=== TASK STATEMENT ===
Gather from the material every line that contains the string "Azure".

=== DATA SHOWN ===

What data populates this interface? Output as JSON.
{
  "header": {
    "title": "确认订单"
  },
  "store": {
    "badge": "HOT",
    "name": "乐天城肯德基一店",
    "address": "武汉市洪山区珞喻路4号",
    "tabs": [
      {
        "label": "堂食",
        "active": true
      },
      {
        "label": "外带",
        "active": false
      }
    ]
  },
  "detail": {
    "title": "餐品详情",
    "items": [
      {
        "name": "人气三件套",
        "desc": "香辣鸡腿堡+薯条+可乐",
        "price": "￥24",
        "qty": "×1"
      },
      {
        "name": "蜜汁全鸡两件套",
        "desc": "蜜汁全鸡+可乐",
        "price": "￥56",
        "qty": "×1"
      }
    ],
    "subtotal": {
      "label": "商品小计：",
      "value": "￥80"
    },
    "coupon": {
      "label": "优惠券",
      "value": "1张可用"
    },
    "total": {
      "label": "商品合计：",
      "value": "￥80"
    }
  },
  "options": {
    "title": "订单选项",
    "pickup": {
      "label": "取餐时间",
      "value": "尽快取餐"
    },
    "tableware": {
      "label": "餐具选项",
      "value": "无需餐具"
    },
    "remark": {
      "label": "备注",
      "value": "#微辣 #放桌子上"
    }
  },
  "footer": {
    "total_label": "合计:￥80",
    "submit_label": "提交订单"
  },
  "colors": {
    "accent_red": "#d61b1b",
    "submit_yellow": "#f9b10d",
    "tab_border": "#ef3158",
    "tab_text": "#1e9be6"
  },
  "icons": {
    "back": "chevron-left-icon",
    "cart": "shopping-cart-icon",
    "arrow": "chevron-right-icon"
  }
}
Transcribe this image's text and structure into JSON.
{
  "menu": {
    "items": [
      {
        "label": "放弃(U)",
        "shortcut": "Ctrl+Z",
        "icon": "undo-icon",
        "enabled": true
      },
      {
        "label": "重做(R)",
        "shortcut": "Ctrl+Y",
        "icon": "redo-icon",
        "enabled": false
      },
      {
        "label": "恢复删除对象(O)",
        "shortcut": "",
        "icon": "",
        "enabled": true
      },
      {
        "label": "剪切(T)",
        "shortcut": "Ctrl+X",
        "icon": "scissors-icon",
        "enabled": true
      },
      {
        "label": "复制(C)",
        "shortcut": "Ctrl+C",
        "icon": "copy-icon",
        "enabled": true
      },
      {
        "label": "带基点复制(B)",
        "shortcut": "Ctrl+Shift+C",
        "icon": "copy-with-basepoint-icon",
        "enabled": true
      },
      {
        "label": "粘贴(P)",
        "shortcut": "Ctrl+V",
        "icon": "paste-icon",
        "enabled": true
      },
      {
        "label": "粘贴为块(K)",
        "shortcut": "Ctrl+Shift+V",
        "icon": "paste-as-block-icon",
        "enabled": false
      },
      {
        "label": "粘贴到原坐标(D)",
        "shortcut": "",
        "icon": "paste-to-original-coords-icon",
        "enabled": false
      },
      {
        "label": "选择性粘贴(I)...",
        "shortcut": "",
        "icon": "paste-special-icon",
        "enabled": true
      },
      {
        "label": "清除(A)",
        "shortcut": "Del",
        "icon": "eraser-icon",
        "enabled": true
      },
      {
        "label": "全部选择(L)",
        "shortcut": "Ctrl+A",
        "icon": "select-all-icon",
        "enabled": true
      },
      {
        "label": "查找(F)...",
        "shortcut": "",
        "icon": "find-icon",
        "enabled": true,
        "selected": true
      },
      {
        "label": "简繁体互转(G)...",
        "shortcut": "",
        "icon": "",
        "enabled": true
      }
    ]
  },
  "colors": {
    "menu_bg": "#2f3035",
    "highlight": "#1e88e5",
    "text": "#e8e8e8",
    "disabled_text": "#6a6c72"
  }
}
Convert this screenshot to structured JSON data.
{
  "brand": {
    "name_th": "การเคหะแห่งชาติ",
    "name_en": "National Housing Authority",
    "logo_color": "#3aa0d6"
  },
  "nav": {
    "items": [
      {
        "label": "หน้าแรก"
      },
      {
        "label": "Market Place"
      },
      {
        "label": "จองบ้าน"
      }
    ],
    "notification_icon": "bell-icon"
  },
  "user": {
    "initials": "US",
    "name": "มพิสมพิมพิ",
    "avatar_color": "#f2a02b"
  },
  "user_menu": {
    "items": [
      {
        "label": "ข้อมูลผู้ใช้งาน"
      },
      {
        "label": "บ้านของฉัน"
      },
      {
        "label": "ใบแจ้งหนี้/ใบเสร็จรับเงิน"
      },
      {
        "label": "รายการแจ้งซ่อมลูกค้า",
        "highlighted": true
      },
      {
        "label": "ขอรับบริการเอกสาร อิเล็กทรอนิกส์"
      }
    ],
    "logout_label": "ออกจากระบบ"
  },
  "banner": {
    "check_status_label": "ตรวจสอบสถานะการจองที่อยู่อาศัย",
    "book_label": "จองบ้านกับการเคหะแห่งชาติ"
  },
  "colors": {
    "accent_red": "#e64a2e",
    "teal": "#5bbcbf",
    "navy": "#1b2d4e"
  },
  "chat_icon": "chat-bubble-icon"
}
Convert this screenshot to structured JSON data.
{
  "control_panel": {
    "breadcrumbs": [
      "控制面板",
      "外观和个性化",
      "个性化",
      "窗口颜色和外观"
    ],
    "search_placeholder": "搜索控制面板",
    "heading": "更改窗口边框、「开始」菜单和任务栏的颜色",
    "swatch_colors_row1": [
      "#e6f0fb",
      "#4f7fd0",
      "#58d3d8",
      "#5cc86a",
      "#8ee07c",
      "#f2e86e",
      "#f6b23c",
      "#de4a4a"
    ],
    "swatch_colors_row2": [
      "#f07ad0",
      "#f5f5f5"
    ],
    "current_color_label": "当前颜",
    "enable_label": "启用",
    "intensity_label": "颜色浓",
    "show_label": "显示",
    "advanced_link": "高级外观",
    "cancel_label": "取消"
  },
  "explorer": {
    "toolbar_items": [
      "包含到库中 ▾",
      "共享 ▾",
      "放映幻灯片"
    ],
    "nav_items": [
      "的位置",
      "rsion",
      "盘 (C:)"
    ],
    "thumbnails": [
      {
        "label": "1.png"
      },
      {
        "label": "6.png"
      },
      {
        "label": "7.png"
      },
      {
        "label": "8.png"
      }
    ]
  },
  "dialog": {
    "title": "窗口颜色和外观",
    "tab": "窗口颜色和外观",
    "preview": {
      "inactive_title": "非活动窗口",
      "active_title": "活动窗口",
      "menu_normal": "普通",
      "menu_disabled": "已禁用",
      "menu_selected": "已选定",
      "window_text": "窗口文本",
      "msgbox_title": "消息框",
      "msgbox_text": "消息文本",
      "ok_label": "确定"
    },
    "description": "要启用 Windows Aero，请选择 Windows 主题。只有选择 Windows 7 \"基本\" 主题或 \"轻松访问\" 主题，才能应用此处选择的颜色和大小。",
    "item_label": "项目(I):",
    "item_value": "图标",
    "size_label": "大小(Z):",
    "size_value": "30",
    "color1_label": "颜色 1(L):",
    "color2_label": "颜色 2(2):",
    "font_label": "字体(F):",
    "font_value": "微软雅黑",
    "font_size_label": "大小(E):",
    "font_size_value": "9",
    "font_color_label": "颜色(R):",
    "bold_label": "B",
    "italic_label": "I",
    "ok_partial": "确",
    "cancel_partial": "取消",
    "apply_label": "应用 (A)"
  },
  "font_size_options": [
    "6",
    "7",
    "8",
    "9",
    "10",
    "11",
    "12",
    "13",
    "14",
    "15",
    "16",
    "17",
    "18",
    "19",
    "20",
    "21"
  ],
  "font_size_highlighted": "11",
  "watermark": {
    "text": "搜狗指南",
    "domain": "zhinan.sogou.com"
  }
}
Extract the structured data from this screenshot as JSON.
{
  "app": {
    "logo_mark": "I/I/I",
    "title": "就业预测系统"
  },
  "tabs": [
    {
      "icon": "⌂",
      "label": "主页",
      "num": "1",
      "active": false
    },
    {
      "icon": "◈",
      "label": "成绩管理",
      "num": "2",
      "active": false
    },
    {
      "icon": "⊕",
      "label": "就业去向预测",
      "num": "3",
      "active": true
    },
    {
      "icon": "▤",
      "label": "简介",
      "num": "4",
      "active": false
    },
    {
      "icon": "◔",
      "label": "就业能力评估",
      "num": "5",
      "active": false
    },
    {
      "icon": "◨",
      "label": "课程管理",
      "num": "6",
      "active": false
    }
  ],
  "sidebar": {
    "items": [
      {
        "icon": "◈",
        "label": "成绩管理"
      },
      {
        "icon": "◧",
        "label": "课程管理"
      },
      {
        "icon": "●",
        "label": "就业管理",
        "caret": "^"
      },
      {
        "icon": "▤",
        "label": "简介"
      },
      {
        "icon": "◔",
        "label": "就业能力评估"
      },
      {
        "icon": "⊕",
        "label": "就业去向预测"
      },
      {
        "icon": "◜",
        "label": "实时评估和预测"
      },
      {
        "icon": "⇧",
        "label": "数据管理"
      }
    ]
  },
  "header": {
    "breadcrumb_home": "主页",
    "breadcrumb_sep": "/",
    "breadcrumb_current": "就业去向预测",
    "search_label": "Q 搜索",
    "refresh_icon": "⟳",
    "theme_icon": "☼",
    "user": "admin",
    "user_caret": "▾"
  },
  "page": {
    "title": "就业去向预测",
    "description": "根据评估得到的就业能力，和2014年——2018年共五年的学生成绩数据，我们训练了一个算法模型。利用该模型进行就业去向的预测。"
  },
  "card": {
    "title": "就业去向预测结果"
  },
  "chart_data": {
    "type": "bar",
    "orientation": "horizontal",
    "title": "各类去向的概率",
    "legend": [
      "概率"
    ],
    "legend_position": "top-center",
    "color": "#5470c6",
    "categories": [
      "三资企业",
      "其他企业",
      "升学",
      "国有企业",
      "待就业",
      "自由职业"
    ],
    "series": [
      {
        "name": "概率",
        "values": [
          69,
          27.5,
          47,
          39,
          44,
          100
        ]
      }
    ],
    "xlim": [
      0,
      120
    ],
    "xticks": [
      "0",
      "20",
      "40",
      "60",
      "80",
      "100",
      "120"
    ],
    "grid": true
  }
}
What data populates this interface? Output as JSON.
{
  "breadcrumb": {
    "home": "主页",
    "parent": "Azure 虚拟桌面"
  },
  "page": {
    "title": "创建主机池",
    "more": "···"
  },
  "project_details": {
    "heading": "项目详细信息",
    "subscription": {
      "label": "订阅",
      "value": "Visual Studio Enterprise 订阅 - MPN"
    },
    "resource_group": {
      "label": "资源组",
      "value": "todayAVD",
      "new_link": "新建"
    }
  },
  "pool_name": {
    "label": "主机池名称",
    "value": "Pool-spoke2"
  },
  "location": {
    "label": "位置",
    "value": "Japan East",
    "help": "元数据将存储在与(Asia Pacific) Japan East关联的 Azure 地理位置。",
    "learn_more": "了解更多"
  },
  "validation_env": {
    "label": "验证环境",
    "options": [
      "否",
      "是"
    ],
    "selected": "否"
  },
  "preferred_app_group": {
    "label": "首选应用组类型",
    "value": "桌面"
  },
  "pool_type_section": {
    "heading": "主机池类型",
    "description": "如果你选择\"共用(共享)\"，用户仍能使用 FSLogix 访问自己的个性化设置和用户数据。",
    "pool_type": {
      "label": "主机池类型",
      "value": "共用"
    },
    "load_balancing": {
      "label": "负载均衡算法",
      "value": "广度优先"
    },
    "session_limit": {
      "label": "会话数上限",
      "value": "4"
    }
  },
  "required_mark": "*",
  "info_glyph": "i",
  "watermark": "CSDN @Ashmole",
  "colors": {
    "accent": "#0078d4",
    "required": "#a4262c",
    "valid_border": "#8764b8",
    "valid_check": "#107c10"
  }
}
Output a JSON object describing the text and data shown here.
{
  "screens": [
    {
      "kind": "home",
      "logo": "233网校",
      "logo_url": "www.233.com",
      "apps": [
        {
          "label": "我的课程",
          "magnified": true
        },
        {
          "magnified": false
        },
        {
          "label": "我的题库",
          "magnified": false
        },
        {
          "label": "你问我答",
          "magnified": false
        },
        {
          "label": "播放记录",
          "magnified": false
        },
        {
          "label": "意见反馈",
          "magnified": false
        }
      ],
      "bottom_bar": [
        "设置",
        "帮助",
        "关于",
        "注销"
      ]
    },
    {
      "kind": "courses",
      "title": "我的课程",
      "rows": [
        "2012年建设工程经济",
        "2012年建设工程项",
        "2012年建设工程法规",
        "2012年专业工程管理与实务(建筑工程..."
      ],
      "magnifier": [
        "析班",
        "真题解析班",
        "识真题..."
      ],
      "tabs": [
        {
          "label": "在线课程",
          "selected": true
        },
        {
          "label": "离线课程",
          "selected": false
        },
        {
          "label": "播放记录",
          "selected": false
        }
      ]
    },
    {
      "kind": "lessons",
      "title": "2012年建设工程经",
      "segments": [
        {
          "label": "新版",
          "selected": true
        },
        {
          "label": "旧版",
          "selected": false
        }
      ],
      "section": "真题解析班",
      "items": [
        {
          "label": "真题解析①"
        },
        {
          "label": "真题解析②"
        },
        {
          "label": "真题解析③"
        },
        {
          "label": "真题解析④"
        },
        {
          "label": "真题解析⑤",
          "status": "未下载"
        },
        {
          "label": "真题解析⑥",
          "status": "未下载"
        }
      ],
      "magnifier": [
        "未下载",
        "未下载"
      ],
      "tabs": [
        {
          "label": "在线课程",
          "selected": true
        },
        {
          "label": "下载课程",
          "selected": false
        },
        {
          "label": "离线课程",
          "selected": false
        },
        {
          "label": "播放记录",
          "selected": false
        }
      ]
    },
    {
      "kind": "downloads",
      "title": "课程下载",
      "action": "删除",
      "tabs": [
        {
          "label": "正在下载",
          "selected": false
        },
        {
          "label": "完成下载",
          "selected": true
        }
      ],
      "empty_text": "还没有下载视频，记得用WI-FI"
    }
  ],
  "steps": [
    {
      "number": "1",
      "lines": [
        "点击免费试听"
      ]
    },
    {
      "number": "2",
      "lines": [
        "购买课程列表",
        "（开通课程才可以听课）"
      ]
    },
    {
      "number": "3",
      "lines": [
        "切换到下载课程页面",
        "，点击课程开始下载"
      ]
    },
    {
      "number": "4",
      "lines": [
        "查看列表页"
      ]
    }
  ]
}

=== OUTPUT ===
    "parent": "Azure 虚拟桌面"
    "help": "元数据将存储在与(Asia Pacific) Japan East关联的 Azure 地理位置。",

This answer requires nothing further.